>> start Material for this task
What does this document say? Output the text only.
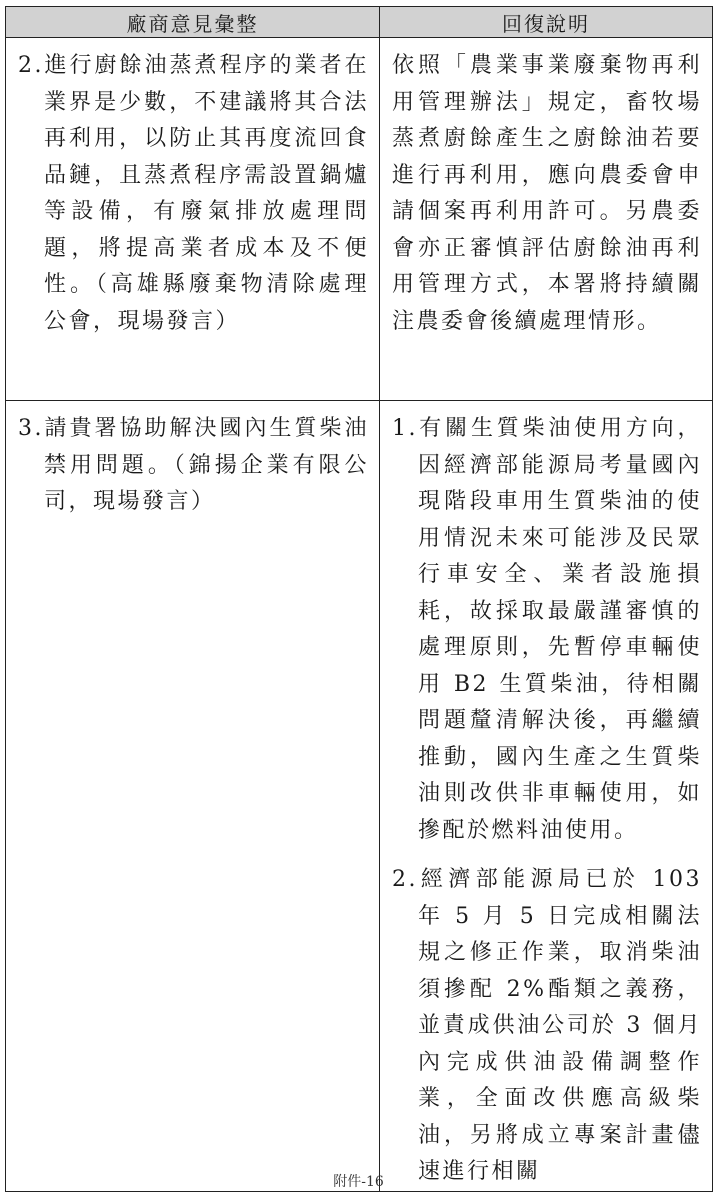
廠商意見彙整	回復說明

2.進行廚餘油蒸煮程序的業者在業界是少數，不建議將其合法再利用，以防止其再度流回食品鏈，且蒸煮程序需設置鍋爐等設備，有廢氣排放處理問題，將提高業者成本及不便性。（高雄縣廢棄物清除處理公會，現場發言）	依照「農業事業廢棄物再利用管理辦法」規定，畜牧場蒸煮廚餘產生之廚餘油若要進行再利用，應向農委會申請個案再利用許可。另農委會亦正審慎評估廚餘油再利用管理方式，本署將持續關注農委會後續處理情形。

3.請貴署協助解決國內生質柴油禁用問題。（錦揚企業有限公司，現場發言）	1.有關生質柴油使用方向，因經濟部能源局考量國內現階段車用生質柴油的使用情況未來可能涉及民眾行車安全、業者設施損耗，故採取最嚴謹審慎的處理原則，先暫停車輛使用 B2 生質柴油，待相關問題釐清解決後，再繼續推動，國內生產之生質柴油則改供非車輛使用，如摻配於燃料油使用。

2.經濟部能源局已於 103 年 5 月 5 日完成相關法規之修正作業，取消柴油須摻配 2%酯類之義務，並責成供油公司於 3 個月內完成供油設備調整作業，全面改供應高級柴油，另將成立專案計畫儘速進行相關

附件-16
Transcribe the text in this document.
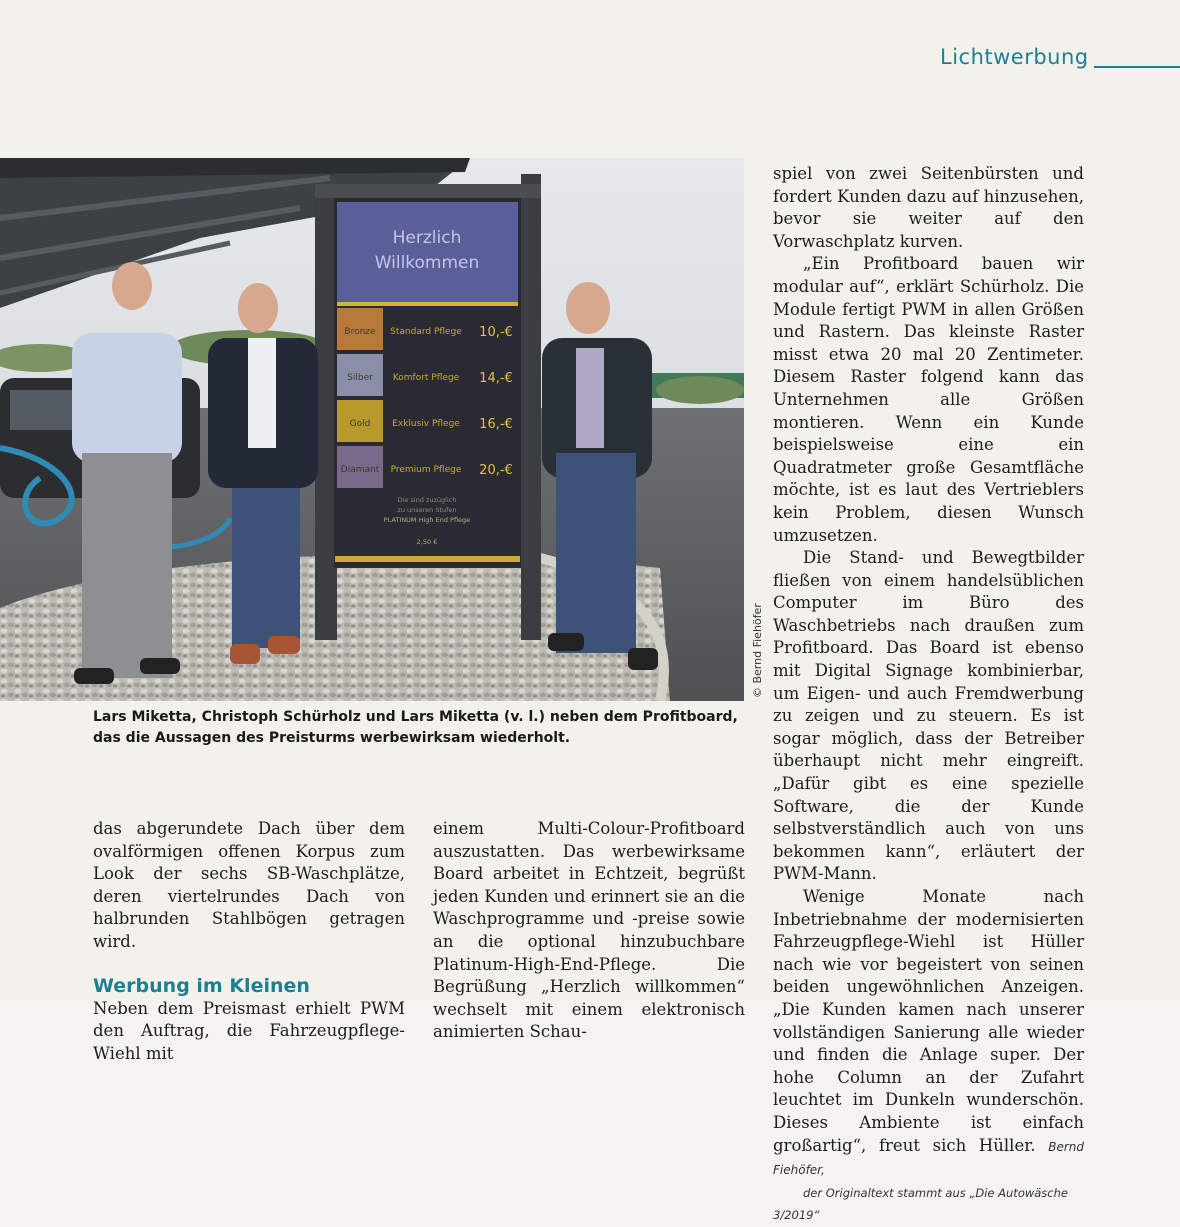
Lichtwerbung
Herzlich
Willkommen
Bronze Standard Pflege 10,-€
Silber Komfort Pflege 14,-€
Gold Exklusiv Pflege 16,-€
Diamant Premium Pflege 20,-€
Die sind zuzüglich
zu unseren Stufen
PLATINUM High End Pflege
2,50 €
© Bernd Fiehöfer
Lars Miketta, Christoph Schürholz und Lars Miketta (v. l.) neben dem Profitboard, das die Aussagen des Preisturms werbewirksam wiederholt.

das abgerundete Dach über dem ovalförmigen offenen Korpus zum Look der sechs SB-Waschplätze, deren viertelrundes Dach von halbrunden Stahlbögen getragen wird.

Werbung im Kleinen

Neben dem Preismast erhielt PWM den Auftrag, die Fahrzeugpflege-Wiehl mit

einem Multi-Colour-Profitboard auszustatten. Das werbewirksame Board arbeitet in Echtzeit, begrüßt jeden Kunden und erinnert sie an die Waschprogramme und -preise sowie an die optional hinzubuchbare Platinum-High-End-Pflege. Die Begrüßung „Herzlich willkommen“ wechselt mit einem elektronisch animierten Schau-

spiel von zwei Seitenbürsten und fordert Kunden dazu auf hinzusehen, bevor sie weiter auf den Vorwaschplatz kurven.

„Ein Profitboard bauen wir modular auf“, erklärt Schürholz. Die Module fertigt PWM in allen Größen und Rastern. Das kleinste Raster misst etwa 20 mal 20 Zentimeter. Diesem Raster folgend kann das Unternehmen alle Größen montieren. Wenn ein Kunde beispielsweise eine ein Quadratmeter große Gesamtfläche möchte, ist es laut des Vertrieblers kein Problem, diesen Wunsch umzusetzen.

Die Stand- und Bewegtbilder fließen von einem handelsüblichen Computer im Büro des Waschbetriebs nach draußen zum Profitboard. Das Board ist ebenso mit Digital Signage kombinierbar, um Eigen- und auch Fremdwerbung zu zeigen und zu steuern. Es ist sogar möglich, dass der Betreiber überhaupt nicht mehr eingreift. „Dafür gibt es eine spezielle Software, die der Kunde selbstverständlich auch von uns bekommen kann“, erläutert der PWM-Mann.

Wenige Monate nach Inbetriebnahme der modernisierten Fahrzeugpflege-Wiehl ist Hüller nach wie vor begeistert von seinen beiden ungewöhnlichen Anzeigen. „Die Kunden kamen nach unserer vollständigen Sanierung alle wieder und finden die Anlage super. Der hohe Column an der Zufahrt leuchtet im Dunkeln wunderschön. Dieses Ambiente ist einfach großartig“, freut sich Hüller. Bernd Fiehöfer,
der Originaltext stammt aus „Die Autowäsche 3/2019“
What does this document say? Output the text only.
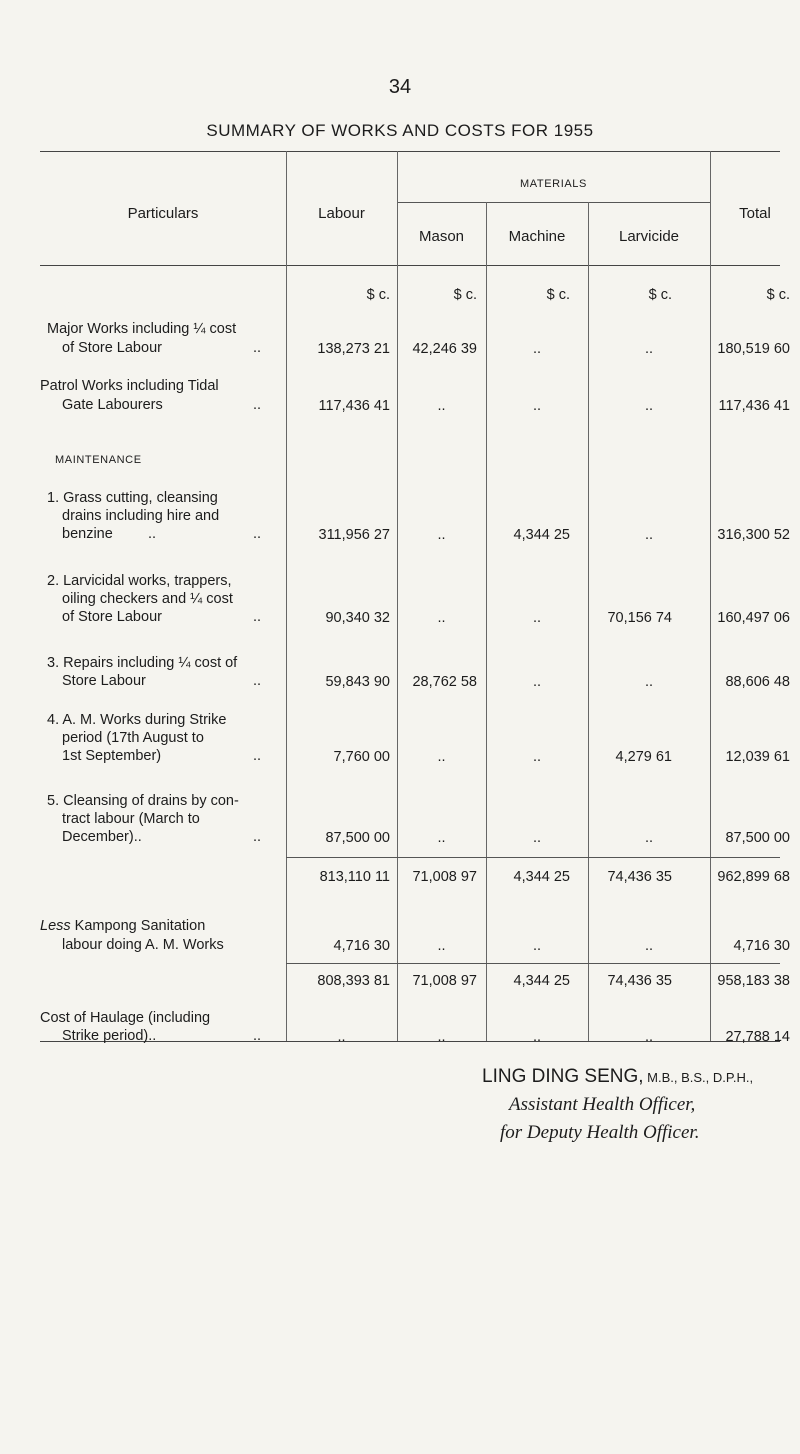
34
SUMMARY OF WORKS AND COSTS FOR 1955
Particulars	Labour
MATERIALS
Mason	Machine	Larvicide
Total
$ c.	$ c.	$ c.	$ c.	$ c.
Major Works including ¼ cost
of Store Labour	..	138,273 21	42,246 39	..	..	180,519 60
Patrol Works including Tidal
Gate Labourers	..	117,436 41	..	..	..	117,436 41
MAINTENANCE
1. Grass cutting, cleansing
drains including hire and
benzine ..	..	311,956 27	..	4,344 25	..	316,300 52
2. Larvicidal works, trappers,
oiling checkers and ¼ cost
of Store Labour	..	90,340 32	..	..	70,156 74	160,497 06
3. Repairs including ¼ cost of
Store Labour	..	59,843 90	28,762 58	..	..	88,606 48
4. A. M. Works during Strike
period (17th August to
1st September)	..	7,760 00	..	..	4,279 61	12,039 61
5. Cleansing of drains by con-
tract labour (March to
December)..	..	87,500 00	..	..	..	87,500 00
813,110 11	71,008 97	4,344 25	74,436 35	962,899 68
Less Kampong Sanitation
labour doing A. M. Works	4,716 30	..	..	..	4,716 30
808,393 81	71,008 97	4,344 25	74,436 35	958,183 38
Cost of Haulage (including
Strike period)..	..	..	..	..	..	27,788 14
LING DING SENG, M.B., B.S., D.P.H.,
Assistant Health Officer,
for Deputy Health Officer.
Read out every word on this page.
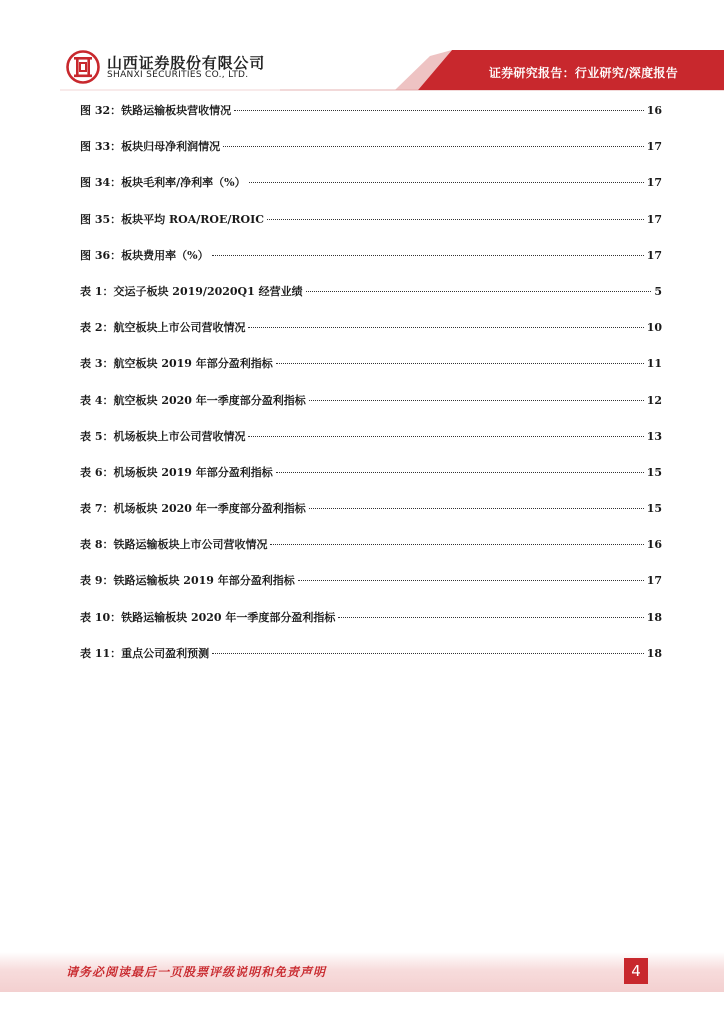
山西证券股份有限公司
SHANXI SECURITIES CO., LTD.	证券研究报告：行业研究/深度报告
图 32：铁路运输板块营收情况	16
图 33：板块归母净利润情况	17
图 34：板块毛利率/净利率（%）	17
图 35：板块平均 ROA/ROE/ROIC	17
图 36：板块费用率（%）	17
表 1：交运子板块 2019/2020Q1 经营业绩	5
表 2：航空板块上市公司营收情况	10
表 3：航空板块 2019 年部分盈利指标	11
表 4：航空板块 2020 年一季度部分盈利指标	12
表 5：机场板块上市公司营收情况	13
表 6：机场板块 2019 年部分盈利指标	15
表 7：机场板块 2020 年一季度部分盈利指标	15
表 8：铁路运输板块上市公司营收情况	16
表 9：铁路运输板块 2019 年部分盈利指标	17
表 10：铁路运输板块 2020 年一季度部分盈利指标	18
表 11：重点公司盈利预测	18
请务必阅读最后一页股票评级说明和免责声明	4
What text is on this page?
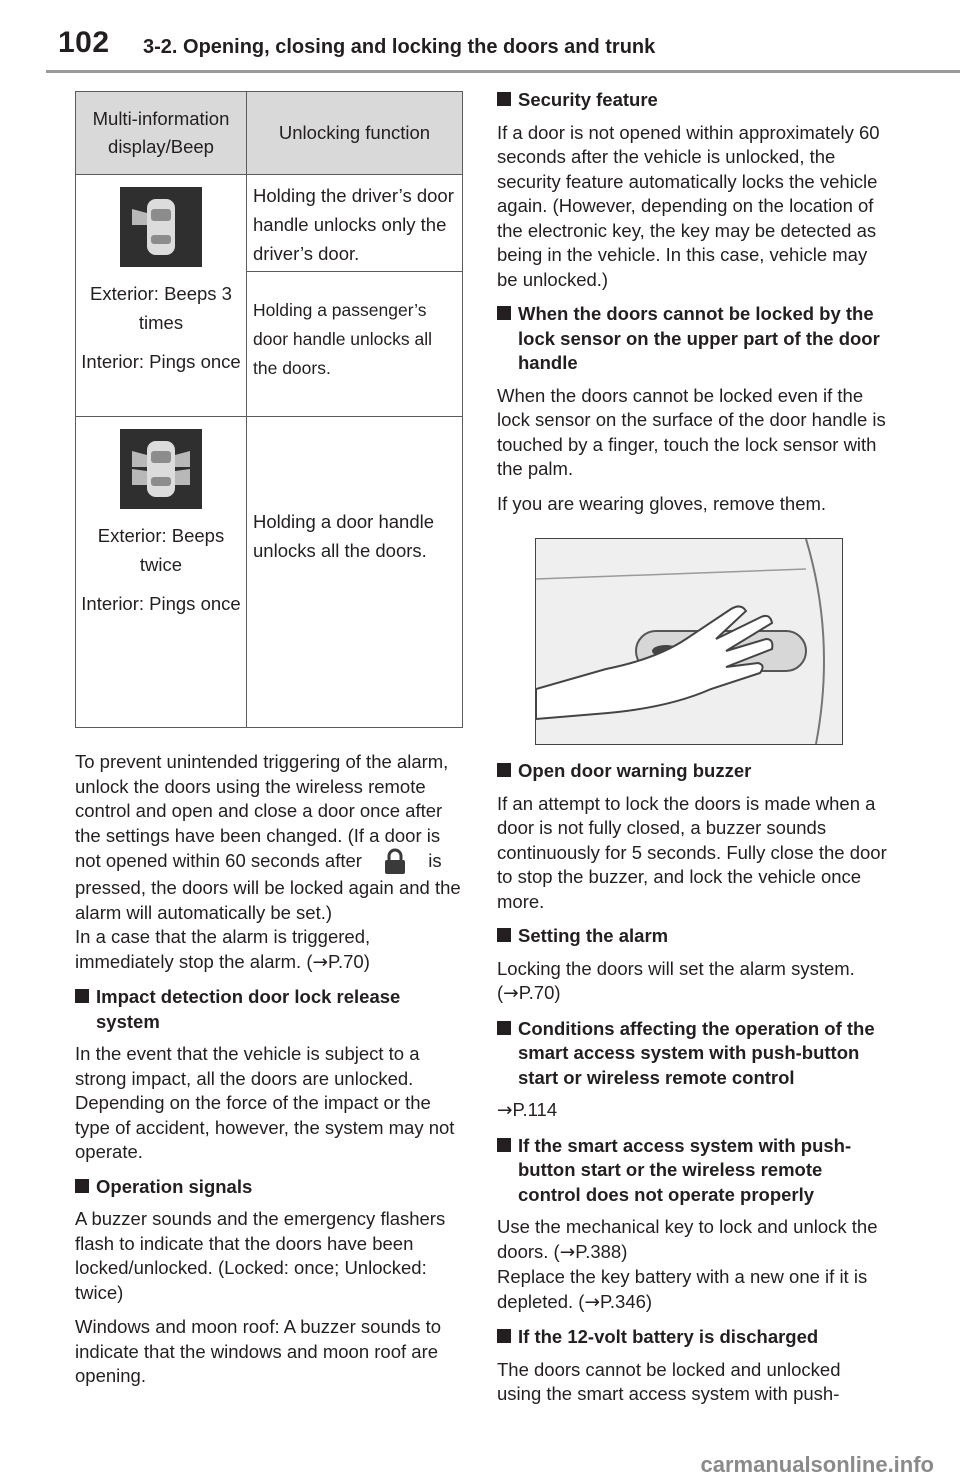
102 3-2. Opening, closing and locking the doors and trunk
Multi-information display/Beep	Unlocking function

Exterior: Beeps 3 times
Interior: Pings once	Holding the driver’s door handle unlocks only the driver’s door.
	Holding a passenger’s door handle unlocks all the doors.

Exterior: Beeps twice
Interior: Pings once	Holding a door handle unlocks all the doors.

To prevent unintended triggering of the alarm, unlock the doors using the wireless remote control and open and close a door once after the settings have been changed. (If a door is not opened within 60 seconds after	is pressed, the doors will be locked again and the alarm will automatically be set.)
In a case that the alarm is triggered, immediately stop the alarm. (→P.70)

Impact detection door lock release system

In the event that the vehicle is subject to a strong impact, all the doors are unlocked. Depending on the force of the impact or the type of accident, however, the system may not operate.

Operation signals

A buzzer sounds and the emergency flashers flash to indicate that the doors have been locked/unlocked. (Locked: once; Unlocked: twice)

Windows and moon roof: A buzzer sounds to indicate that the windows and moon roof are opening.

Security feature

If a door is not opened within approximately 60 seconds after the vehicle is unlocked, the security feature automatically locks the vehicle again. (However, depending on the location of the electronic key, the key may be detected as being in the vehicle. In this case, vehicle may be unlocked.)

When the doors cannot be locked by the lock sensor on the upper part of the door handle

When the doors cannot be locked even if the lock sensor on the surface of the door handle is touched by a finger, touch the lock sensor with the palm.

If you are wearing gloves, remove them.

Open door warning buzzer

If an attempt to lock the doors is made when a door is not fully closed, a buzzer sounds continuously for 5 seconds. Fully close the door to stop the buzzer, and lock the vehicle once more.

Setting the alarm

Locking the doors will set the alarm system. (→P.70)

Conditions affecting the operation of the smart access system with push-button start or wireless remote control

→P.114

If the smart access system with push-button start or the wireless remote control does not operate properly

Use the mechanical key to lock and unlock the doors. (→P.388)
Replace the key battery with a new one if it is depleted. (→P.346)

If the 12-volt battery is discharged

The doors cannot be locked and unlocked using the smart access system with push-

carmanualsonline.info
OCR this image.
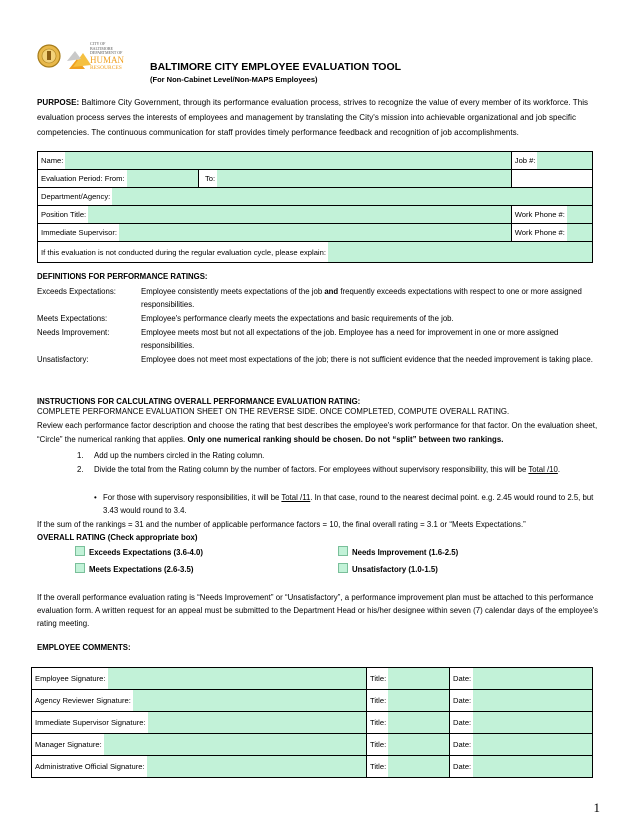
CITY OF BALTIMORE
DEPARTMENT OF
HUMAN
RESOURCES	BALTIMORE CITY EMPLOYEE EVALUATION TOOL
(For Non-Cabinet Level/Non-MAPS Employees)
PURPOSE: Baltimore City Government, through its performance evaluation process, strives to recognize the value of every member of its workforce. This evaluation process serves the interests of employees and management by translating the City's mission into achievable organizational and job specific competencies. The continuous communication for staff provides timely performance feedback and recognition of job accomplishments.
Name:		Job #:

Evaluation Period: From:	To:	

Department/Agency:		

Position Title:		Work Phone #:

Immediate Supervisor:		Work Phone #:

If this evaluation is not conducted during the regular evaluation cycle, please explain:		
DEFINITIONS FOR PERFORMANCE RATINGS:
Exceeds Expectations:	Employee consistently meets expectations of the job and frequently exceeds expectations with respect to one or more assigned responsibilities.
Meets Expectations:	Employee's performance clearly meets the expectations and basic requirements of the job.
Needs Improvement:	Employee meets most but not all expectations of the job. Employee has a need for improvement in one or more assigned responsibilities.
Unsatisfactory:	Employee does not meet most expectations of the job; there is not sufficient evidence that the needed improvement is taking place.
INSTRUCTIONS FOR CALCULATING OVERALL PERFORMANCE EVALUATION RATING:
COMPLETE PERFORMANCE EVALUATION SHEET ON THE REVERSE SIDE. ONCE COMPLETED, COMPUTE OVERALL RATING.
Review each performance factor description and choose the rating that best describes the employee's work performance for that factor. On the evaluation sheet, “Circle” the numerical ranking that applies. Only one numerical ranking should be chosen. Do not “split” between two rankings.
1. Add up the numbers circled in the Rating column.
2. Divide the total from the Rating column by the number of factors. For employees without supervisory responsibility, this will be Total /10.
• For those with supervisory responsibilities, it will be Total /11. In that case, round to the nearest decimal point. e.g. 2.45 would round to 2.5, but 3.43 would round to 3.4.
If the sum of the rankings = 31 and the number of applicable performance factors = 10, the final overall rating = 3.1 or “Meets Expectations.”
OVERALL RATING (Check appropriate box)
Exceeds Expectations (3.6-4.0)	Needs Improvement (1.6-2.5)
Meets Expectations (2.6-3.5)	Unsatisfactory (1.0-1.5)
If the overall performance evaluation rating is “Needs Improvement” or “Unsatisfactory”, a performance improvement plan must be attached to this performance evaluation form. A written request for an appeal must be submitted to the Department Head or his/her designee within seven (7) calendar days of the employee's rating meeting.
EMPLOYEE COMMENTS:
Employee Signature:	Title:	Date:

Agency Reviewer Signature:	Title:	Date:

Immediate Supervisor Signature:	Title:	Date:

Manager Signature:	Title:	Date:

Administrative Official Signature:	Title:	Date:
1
>> end Material for this task
Find the word "operate" in the entries above and gather every line that holds it.

* [Exercise solution]:
In the event that the vehicle is subject to a strong impact, all the doors are unlocked. Depending on the force of the impact or the type of accident, however, the system may not operate.
If the smart access system with push-button start or the wireless remote control does not operate properly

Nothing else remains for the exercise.